═════ Provided information ═════

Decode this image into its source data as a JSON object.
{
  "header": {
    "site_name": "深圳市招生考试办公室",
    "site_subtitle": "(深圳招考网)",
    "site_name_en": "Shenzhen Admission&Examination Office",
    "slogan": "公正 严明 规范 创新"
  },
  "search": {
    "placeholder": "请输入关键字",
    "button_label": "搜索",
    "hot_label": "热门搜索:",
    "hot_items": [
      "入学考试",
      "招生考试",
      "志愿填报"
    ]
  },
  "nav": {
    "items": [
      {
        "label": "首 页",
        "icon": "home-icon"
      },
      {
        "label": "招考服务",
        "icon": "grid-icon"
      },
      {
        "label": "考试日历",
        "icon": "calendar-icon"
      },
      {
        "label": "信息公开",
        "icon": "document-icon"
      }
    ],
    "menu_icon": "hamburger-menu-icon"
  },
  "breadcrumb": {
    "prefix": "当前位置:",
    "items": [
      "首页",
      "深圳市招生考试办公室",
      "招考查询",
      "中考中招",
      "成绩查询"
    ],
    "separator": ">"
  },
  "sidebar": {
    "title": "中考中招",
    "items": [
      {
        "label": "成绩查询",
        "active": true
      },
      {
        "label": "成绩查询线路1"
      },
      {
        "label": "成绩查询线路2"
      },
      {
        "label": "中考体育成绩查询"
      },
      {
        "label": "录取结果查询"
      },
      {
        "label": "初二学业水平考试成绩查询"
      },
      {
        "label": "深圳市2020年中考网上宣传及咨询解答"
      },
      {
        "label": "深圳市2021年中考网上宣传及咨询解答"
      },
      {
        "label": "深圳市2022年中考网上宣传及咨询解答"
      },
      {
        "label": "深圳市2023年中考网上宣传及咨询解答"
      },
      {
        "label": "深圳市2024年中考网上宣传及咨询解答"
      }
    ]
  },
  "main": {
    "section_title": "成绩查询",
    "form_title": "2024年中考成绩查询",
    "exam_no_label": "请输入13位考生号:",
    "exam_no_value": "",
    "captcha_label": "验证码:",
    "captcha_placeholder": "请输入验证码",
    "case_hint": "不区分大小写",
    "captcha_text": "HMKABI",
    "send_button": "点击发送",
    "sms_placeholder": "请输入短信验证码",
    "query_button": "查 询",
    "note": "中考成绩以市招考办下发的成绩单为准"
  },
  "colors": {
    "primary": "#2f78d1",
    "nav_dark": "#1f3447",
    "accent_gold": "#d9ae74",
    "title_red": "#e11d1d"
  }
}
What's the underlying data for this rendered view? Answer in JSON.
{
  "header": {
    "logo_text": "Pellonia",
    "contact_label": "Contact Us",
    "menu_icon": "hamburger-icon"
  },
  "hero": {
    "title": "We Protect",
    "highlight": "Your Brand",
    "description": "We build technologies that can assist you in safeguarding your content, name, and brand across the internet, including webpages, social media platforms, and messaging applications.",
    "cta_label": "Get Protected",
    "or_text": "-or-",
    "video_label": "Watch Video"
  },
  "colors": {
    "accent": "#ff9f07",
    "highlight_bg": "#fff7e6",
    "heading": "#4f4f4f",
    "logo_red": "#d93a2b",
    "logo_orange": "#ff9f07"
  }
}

═════

Aim: Pull every line containing "icon" out of the records.

Result:
        "icon": "home-icon"
        "icon": "grid-icon"
        "icon": "calendar-icon"
        "icon": "document-icon"
    "menu_icon": "hamburger-menu-icon"
    "menu_icon": "hamburger-icon"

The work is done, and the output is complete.